GOAL -> Identify every line in the records below that contains the word "index", and copy each of those lines.

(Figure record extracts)
* start *

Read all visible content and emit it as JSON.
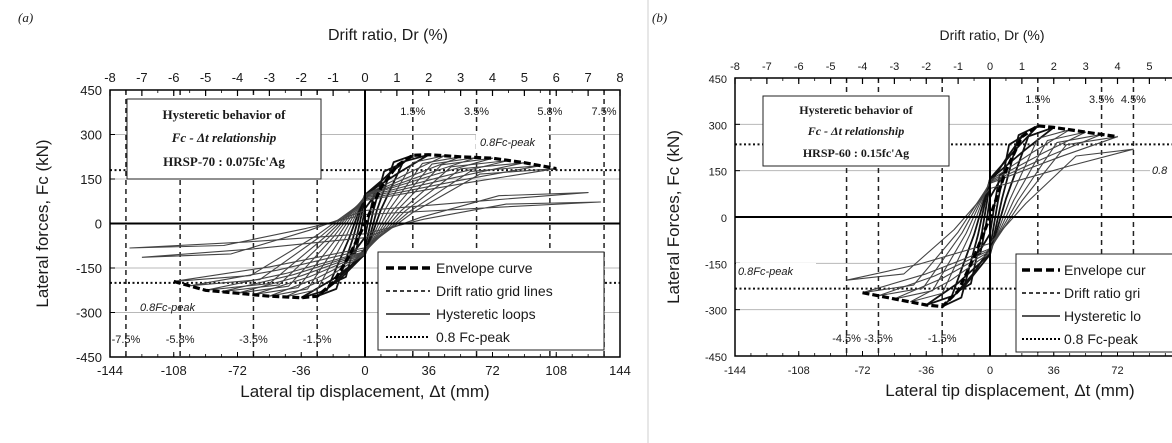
{
  "chart_data": [
    {
      "type": "line",
      "panel_label": "(a)",
      "top_axis_title": "Drift ratio, Dr (%)",
      "top_axis_ticks": [
        -8,
        -7,
        -6,
        -5,
        -4,
        -3,
        -2,
        -1,
        0,
        1,
        2,
        3,
        4,
        5,
        6,
        7,
        8
      ],
      "xlabel": "Lateral tip displacement, Δt (mm)",
      "ylabel": "Lateral forces, Fc (kN)",
      "x_ticks": [
        -144,
        -108,
        -72,
        -36,
        0,
        36,
        72,
        108,
        144
      ],
      "y_ticks": [
        -450,
        -300,
        -150,
        0,
        150,
        300,
        450
      ],
      "xlim": [
        -144,
        144
      ],
      "ylim": [
        -450,
        450
      ],
      "annotation_box": [
        "Hysteretic behavior of",
        "Fc - Δt relationship",
        "HRSP-70 : 0.075fc'Ag"
      ],
      "drift_grid_labels_top": [
        "1.5%",
        "3.5%",
        "5.8%",
        "7.5%"
      ],
      "drift_grid_labels_bottom": [
        "-7.5%",
        "-5.8%",
        "-3.5%",
        "-1.5%"
      ],
      "drift_grid_x": [
        -135,
        -104.4,
        -63,
        -27,
        27,
        63,
        104.4,
        135
      ],
      "peak_line_pos_label": "0.8Fc-peak",
      "peak_line_neg_label": "0.8Fc-peak",
      "peak_line_y": [
        180,
        -200
      ],
      "legend": [
        "Envelope curve",
        "Drift ratio grid lines",
        "Hysteretic loops",
        "0.8 Fc-peak"
      ],
      "legend_position": "bottom-right",
      "envelope_x": [
        -108,
        -90,
        -72,
        -54,
        -36,
        -27,
        -18,
        -9,
        0,
        9,
        18,
        27,
        36,
        54,
        72,
        90,
        108
      ],
      "envelope_y": [
        -195,
        -225,
        -235,
        -245,
        -250,
        -245,
        -200,
        -110,
        0,
        120,
        195,
        230,
        232,
        225,
        220,
        205,
        185
      ],
      "series": [
        {
          "name": "Hysteretic loops",
          "amplitudes": [
            9,
            18,
            27,
            36,
            45,
            54,
            63,
            72,
            81,
            90,
            99,
            108,
            126,
            133
          ]
        }
      ]
    },
    {
      "type": "line",
      "panel_label": "(b)",
      "top_axis_title": "Drift ratio, Dr (%)",
      "top_axis_ticks": [
        -8,
        -7,
        -6,
        -5,
        -4,
        -3,
        -2,
        -1,
        0,
        1,
        2,
        3,
        4,
        5
      ],
      "xlabel": "Lateral tip displacement, Δt (mm)",
      "ylabel": "Lateral Forces, Fc (kN)",
      "x_ticks": [
        -144,
        -108,
        -72,
        -36,
        0,
        36,
        72
      ],
      "y_ticks": [
        -450,
        -300,
        -150,
        0,
        150,
        300,
        450
      ],
      "xlim": [
        -144,
        144
      ],
      "ylim": [
        -450,
        450
      ],
      "annotation_box": [
        "Hysteretic behavior of",
        "Fc - Δt relationship",
        "HRSP-60 : 0.15fc'Ag"
      ],
      "drift_grid_labels_top": [
        "1.5%",
        "3.5%",
        "4.5%"
      ],
      "drift_grid_labels_bottom": [
        "-4.5%",
        "-3.5%",
        "-1.5%"
      ],
      "drift_grid_x": [
        -81,
        -63,
        -27,
        27,
        63,
        81
      ],
      "peak_line_pos_label": "0.8",
      "peak_line_neg_label": "0.8Fc-peak",
      "peak_line_y": [
        235,
        -232
      ],
      "legend": [
        "Envelope cur",
        "Drift ratio gri",
        "Hysteretic lo",
        "0.8 Fc-peak"
      ],
      "legend_position": "bottom-right",
      "envelope_x": [
        -72,
        -54,
        -36,
        -27,
        -18,
        -9,
        0,
        9,
        18,
        27,
        36,
        54,
        72
      ],
      "envelope_y": [
        -245,
        -265,
        -285,
        -290,
        -240,
        -130,
        0,
        150,
        260,
        295,
        290,
        275,
        260
      ],
      "series": [
        {
          "name": "Hysteretic loops",
          "amplitudes": [
            9,
            18,
            27,
            36,
            45,
            54,
            63,
            72,
            81
          ]
        }
      ]
    }
  ]
}
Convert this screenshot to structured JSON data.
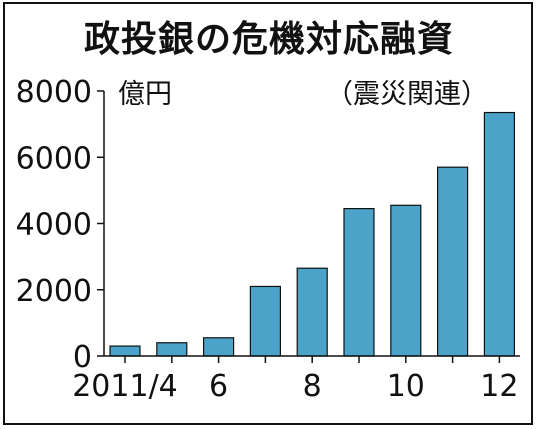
{
  "chart_data": {
    "type": "bar",
    "title": "政投銀の危機対応融資",
    "unit_label": "億円",
    "note": "（震災関連）",
    "x_tick_labels": [
      {
        "index": 0,
        "label": "2011/4"
      },
      {
        "index": 2,
        "label": "6"
      },
      {
        "index": 4,
        "label": "8"
      },
      {
        "index": 6,
        "label": "10"
      },
      {
        "index": 8,
        "label": "12"
      }
    ],
    "categories": [
      "2011/4",
      "2011/5",
      "2011/6",
      "2011/7",
      "2011/8",
      "2011/9",
      "2011/10",
      "2011/11",
      "2011/12"
    ],
    "values": [
      300,
      400,
      550,
      2100,
      2650,
      4450,
      4550,
      5700,
      7350
    ],
    "ylim": [
      0,
      8000
    ],
    "yticks": [
      0,
      2000,
      4000,
      6000,
      8000
    ],
    "bar_color": "#4ba3c9",
    "grid": false
  }
}
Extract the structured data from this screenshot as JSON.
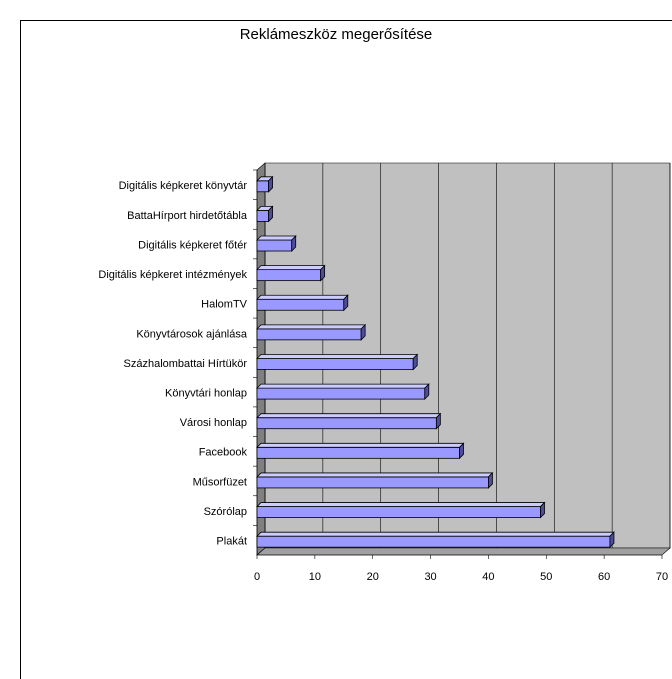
{
  "chart_data": {
    "type": "bar3d_horizontal",
    "title": "Reklámeszköz megerősítése",
    "categories": [
      "Digitális képkeret könyvtár",
      "BattaHírport hirdetőtábla",
      "Digitális képkeret főtér",
      "Digitális képkeret intézmények",
      "HalomTV",
      "Könyvtárosok ajánlása",
      "Százhalombattai Hírtükör",
      "Könyvtári honlap",
      "Városi honlap",
      "Facebook",
      "Műsorfüzet",
      "Szórólap",
      "Plakát"
    ],
    "values": [
      2,
      2,
      6,
      11,
      15,
      18,
      27,
      29,
      31,
      35,
      40,
      49,
      61
    ],
    "color": "#9999ff",
    "xlim": [
      0,
      70
    ],
    "xticks": [
      0,
      10,
      20,
      30,
      40,
      50,
      60,
      70
    ],
    "grid": true
  }
}
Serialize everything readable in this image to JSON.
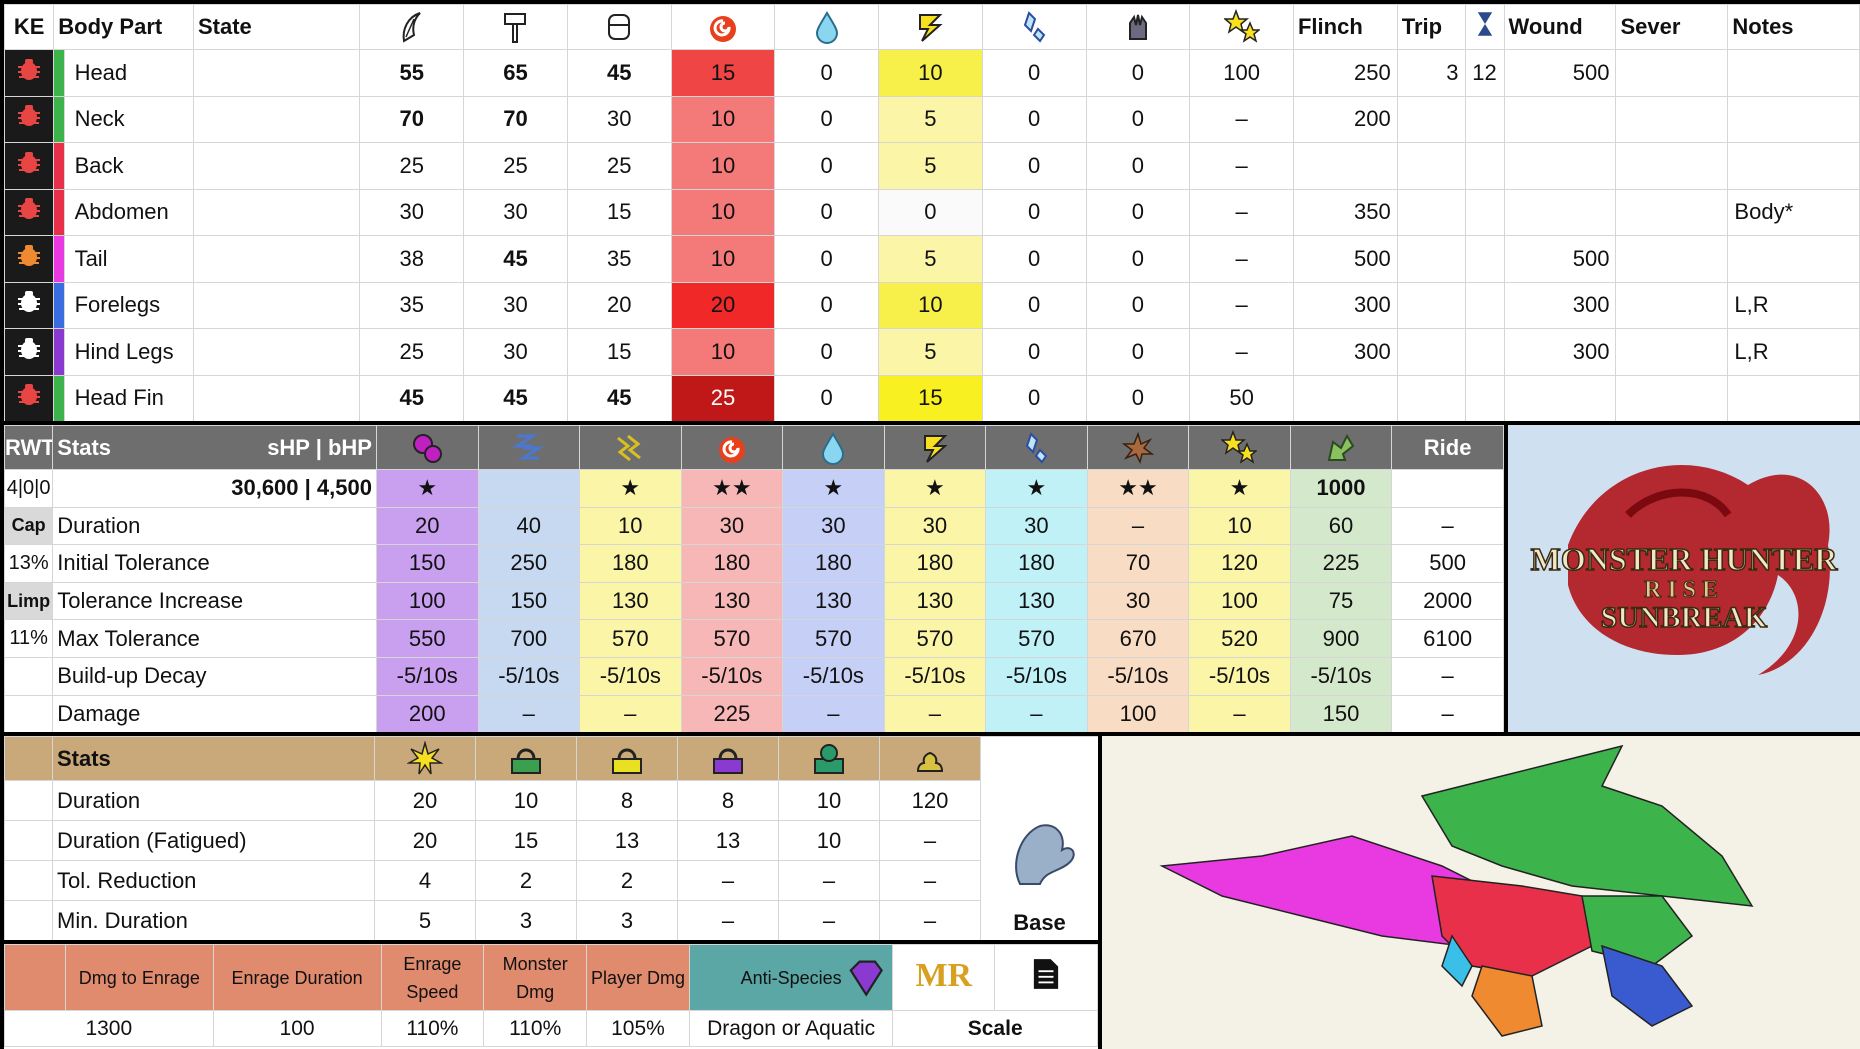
{
  "parts_table": {
    "headers": {
      "ke": "KE",
      "body_part": "Body Part",
      "state": "State",
      "flinch": "Flinch",
      "trip": "Trip",
      "wound": "Wound",
      "sever": "Sever",
      "notes": "Notes"
    },
    "icons": [
      "sever-icon",
      "blunt-icon",
      "shot-icon",
      "fire-icon",
      "water-icon",
      "thunder-icon",
      "ice-icon",
      "dragon-icon",
      "stun-icon",
      "hourglass-icon"
    ],
    "rows": [
      {
        "name": "Head",
        "color": "#3cb44b",
        "ke": "#e84545",
        "state": "",
        "sever": "55",
        "blunt": "65",
        "shot": "45",
        "fire": "15",
        "water": "0",
        "thunder": "10",
        "ice": "0",
        "dragon": "0",
        "stun": "100",
        "flinch": "250",
        "trip": "3",
        "trip2": "12",
        "wound": "500",
        "sev": "",
        "notes": "",
        "bold": [
          1,
          1,
          1
        ],
        "fireBg": "#f04545",
        "thunderBg": "#f8f04a"
      },
      {
        "name": "Neck",
        "color": "#3cb44b",
        "ke": "#e84545",
        "state": "",
        "sever": "70",
        "blunt": "70",
        "shot": "30",
        "fire": "10",
        "water": "0",
        "thunder": "5",
        "ice": "0",
        "dragon": "0",
        "stun": "–",
        "flinch": "200",
        "trip": "",
        "trip2": "",
        "wound": "",
        "sev": "",
        "notes": "",
        "bold": [
          1,
          1,
          0
        ],
        "fireBg": "#f47a7a",
        "thunderBg": "#fbf5a8"
      },
      {
        "name": "Back",
        "color": "#e8304a",
        "ke": "#e84545",
        "state": "",
        "sever": "25",
        "blunt": "25",
        "shot": "25",
        "fire": "10",
        "water": "0",
        "thunder": "5",
        "ice": "0",
        "dragon": "0",
        "stun": "–",
        "flinch": "",
        "trip": "",
        "trip2": "",
        "wound": "",
        "sev": "",
        "notes": "",
        "bold": [
          0,
          0,
          0
        ],
        "fireBg": "#f47a7a",
        "thunderBg": "#fbf5a8"
      },
      {
        "name": "Abdomen",
        "color": "#e8304a",
        "ke": "#e84545",
        "state": "",
        "sever": "30",
        "blunt": "30",
        "shot": "15",
        "fire": "10",
        "water": "0",
        "thunder": "0",
        "ice": "0",
        "dragon": "0",
        "stun": "–",
        "flinch": "350",
        "trip": "",
        "trip2": "",
        "wound": "",
        "sev": "",
        "notes": "Body*",
        "bold": [
          0,
          0,
          0
        ],
        "fireBg": "#f47a7a",
        "thunderBg": "#fafafa"
      },
      {
        "name": "Tail",
        "color": "#e83ae0",
        "ke": "#f08a30",
        "state": "",
        "sever": "38",
        "blunt": "45",
        "shot": "35",
        "fire": "10",
        "water": "0",
        "thunder": "5",
        "ice": "0",
        "dragon": "0",
        "stun": "–",
        "flinch": "500",
        "trip": "",
        "trip2": "",
        "wound": "500",
        "sev": "",
        "notes": "",
        "bold": [
          0,
          1,
          0
        ],
        "fireBg": "#f47a7a",
        "thunderBg": "#fbf5a8"
      },
      {
        "name": "Forelegs",
        "color": "#3a6ee0",
        "ke": "#ffffff",
        "state": "",
        "sever": "35",
        "blunt": "30",
        "shot": "20",
        "fire": "20",
        "water": "0",
        "thunder": "10",
        "ice": "0",
        "dragon": "0",
        "stun": "–",
        "flinch": "300",
        "trip": "",
        "trip2": "",
        "wound": "300",
        "sev": "",
        "notes": "L,R",
        "bold": [
          0,
          0,
          0
        ],
        "fireBg": "#f02828",
        "thunderBg": "#f8f04a"
      },
      {
        "name": "Hind Legs",
        "color": "#8a3ad0",
        "ke": "#ffffff",
        "state": "",
        "sever": "25",
        "blunt": "30",
        "shot": "15",
        "fire": "10",
        "water": "0",
        "thunder": "5",
        "ice": "0",
        "dragon": "0",
        "stun": "–",
        "flinch": "300",
        "trip": "",
        "trip2": "",
        "wound": "300",
        "sev": "",
        "notes": "L,R",
        "bold": [
          0,
          0,
          0
        ],
        "fireBg": "#f47a7a",
        "thunderBg": "#fbf5a8"
      },
      {
        "name": "Head Fin",
        "color": "#3cb44b",
        "ke": "#e84545",
        "state": "",
        "sever": "45",
        "blunt": "45",
        "shot": "45",
        "fire": "25",
        "water": "0",
        "thunder": "15",
        "ice": "0",
        "dragon": "0",
        "stun": "50",
        "flinch": "",
        "trip": "",
        "trip2": "",
        "wound": "",
        "sev": "",
        "notes": "",
        "bold": [
          1,
          1,
          1
        ],
        "fireBg": "#c01818",
        "thunderBg": "#f8f020"
      }
    ]
  },
  "status_table": {
    "header": {
      "rwt": "RWT",
      "stats": "Stats",
      "shp": "sHP  |  bHP",
      "ride": "Ride"
    },
    "icons": [
      "poison-icon",
      "sleep-icon",
      "paralysis-icon",
      "fireblight-icon",
      "waterblight-icon",
      "thunderblight-icon",
      "iceblight-icon",
      "blast-icon",
      "stun-icon",
      "exhaust-icon"
    ],
    "col_colors": [
      "#c9a0f0",
      "#c6d9f0",
      "#fbf5a8",
      "#f7b7b7",
      "#c6d0f7",
      "#fbf5a8",
      "#bff1f7",
      "#f9dcc4",
      "#fbf5a8",
      "#d4e8cc",
      "#ffffff"
    ],
    "side": [
      "4|0|0",
      "Cap",
      "13%",
      "Limp",
      "11%",
      "",
      ""
    ],
    "rows": [
      {
        "label": "30,600 | 4,500",
        "values": [
          "★",
          "",
          "★",
          "★★",
          "★",
          "★",
          "★",
          "★★",
          "★",
          "1000",
          ""
        ]
      },
      {
        "label": "Duration",
        "values": [
          "20",
          "40",
          "10",
          "30",
          "30",
          "30",
          "30",
          "–",
          "10",
          "60",
          "–"
        ]
      },
      {
        "label": "Initial Tolerance",
        "values": [
          "150",
          "250",
          "180",
          "180",
          "180",
          "180",
          "180",
          "70",
          "120",
          "225",
          "500"
        ]
      },
      {
        "label": "Tolerance Increase",
        "values": [
          "100",
          "150",
          "130",
          "130",
          "130",
          "130",
          "130",
          "30",
          "100",
          "75",
          "2000"
        ]
      },
      {
        "label": "Max Tolerance",
        "values": [
          "550",
          "700",
          "570",
          "570",
          "570",
          "570",
          "570",
          "670",
          "520",
          "900",
          "6100"
        ]
      },
      {
        "label": "Build-up Decay",
        "values": [
          "-5/10s",
          "-5/10s",
          "-5/10s",
          "-5/10s",
          "-5/10s",
          "-5/10s",
          "-5/10s",
          "-5/10s",
          "-5/10s",
          "-5/10s",
          "–"
        ]
      },
      {
        "label": "Damage",
        "values": [
          "200",
          "–",
          "–",
          "225",
          "–",
          "–",
          "–",
          "100",
          "–",
          "150",
          "–"
        ]
      }
    ]
  },
  "trap_table": {
    "header": "Stats",
    "icons": [
      "flash-icon",
      "shock-trap-icon",
      "pitfall-trap-icon",
      "purple-trap-icon",
      "green-trap-icon",
      "dung-icon"
    ],
    "base_label": "Base",
    "rows": [
      {
        "label": "Duration",
        "values": [
          "20",
          "10",
          "8",
          "8",
          "10",
          "120"
        ]
      },
      {
        "label": "Duration (Fatigued)",
        "values": [
          "20",
          "15",
          "13",
          "13",
          "10",
          "–"
        ]
      },
      {
        "label": "Tol. Reduction",
        "values": [
          "4",
          "2",
          "2",
          "–",
          "–",
          "–"
        ]
      },
      {
        "label": "Min. Duration",
        "values": [
          "5",
          "3",
          "3",
          "–",
          "–",
          "–"
        ]
      }
    ]
  },
  "enrage_table": {
    "headers": [
      "Dmg to Enrage",
      "Enrage Duration",
      "Enrage Speed",
      "Monster Dmg",
      "Player Dmg",
      "Anti-Species"
    ],
    "values": [
      "1300",
      "100",
      "110%",
      "110%",
      "105%",
      "Dragon or Aquatic"
    ],
    "mr_label": "MR",
    "scale_label": "Scale"
  },
  "logo": {
    "line1": "MONSTER HUNTER",
    "line2": "RISE",
    "line3": "SUNBREAK"
  }
}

* end *

IN RESPONSE ->
        "index": 0,
        "index": 2,
        "index": 4,
        "index": 6,
        "index": 8,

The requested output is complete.